(What is asked): Repeat, without any change, the entries presented below.

(Given data):
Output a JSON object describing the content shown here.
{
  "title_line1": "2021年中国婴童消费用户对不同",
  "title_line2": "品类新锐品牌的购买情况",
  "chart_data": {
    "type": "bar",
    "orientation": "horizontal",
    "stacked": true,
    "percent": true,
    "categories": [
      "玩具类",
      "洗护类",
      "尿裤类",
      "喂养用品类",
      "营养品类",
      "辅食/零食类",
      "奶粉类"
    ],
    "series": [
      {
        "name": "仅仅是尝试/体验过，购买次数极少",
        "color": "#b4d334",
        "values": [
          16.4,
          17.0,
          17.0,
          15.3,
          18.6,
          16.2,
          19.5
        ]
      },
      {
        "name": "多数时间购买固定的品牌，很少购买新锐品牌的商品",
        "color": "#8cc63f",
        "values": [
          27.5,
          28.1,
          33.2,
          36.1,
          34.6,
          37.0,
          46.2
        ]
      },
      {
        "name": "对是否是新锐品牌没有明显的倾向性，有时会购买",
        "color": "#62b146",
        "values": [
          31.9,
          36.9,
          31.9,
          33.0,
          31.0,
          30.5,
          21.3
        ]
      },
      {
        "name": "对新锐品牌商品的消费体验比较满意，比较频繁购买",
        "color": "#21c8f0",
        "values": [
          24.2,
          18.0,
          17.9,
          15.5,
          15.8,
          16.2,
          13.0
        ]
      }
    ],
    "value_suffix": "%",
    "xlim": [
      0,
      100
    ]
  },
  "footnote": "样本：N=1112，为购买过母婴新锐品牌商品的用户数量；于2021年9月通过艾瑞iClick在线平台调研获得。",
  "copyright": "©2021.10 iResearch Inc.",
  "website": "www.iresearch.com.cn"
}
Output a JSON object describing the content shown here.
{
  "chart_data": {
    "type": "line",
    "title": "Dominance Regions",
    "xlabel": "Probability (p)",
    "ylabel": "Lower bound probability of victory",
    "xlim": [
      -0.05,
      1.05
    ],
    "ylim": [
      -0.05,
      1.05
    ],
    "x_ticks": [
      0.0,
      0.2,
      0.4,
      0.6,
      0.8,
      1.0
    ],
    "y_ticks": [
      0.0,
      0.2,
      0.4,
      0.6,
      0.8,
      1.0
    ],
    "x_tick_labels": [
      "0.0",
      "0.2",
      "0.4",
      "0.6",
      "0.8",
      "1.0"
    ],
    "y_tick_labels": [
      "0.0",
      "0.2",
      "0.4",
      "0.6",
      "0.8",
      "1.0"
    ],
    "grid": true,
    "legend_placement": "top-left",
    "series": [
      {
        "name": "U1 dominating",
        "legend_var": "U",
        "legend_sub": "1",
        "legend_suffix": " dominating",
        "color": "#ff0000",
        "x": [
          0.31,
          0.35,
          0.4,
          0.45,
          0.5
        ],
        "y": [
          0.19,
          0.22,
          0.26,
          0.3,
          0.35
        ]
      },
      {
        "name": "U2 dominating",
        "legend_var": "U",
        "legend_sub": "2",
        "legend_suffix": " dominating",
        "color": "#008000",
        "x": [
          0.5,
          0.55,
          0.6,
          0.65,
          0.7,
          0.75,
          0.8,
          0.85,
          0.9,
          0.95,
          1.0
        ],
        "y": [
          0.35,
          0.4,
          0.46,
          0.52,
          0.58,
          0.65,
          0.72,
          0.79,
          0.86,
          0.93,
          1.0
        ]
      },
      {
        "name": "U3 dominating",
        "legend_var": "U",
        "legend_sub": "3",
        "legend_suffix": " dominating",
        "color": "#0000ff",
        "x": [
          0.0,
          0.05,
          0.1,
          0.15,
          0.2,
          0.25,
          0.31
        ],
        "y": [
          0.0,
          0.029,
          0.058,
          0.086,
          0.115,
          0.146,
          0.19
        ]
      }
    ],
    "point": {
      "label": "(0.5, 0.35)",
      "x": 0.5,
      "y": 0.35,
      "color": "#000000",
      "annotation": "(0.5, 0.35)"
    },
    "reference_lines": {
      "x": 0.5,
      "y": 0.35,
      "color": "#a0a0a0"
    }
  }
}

(Task answer):
Output a JSON object describing the content shown here.
{
  "title_line1": "2021年中国婴童消费用户对不同",
  "title_line2": "品类新锐品牌的购买情况",
  "chart_data": {
    "type": "bar",
    "orientation": "horizontal",
    "stacked": true,
    "percent": true,
    "categories": [
      "玩具类",
      "洗护类",
      "尿裤类",
      "喂养用品类",
      "营养品类",
      "辅食/零食类",
      "奶粉类"
    ],
    "series": [
      {
        "name": "仅仅是尝试/体验过，购买次数极少",
        "color": "#b4d334",
        "values": [
          16.4,
          17.0,
          17.0,
          15.3,
          18.6,
          16.2,
          19.5
        ]
      },
      {
        "name": "多数时间购买固定的品牌，很少购买新锐品牌的商品",
        "color": "#8cc63f",
        "values": [
          27.5,
          28.1,
          33.2,
          36.1,
          34.6,
          37.0,
          46.2
        ]
      },
      {
        "name": "对是否是新锐品牌没有明显的倾向性，有时会购买",
        "color": "#62b146",
        "values": [
          31.9,
          36.9,
          31.9,
          33.0,
          31.0,
          30.5,
          21.3
        ]
      },
      {
        "name": "对新锐品牌商品的消费体验比较满意，比较频繁购买",
        "color": "#21c8f0",
        "values": [
          24.2,
          18.0,
          17.9,
          15.5,
          15.8,
          16.2,
          13.0
        ]
      }
    ],
    "value_suffix": "%",
    "xlim": [
      0,
      100
    ]
  },
  "footnote": "样本：N=1112，为购买过母婴新锐品牌商品的用户数量；于2021年9月通过艾瑞iClick在线平台调研获得。",
  "copyright": "©2021.10 iResearch Inc.",
  "website": "www.iresearch.com.cn"
}
Output a JSON object describing the content shown here.
{
  "chart_data": {
    "type": "line",
    "title": "Dominance Regions",
    "xlabel": "Probability (p)",
    "ylabel": "Lower bound probability of victory",
    "xlim": [
      -0.05,
      1.05
    ],
    "ylim": [
      -0.05,
      1.05
    ],
    "x_ticks": [
      0.0,
      0.2,
      0.4,
      0.6,
      0.8,
      1.0
    ],
    "y_ticks": [
      0.0,
      0.2,
      0.4,
      0.6,
      0.8,
      1.0
    ],
    "x_tick_labels": [
      "0.0",
      "0.2",
      "0.4",
      "0.6",
      "0.8",
      "1.0"
    ],
    "y_tick_labels": [
      "0.0",
      "0.2",
      "0.4",
      "0.6",
      "0.8",
      "1.0"
    ],
    "grid": true,
    "legend_placement": "top-left",
    "series": [
      {
        "name": "U1 dominating",
        "legend_var": "U",
        "legend_sub": "1",
        "legend_suffix": " dominating",
        "color": "#ff0000",
        "x": [
          0.31,
          0.35,
          0.4,
          0.45,
          0.5
        ],
        "y": [
          0.19,
          0.22,
          0.26,
          0.3,
          0.35
        ]
      },
      {
        "name": "U2 dominating",
        "legend_var": "U",
        "legend_sub": "2",
        "legend_suffix": " dominating",
        "color": "#008000",
        "x": [
          0.5,
          0.55,
          0.6,
          0.65,
          0.7,
          0.75,
          0.8,
          0.85,
          0.9,
          0.95,
          1.0
        ],
        "y": [
          0.35,
          0.4,
          0.46,
          0.52,
          0.58,
          0.65,
          0.72,
          0.79,
          0.86,
          0.93,
          1.0
        ]
      },
      {
        "name": "U3 dominating",
        "legend_var": "U",
        "legend_sub": "3",
        "legend_suffix": " dominating",
        "color": "#0000ff",
        "x": [
          0.0,
          0.05,
          0.1,
          0.15,
          0.2,
          0.25,
          0.31
        ],
        "y": [
          0.0,
          0.029,
          0.058,
          0.086,
          0.115,
          0.146,
          0.19
        ]
      }
    ],
    "point": {
      "label": "(0.5, 0.35)",
      "x": 0.5,
      "y": 0.35,
      "color": "#000000",
      "annotation": "(0.5, 0.35)"
    },
    "reference_lines": {
      "x": 0.5,
      "y": 0.35,
      "color": "#a0a0a0"
    }
  }
}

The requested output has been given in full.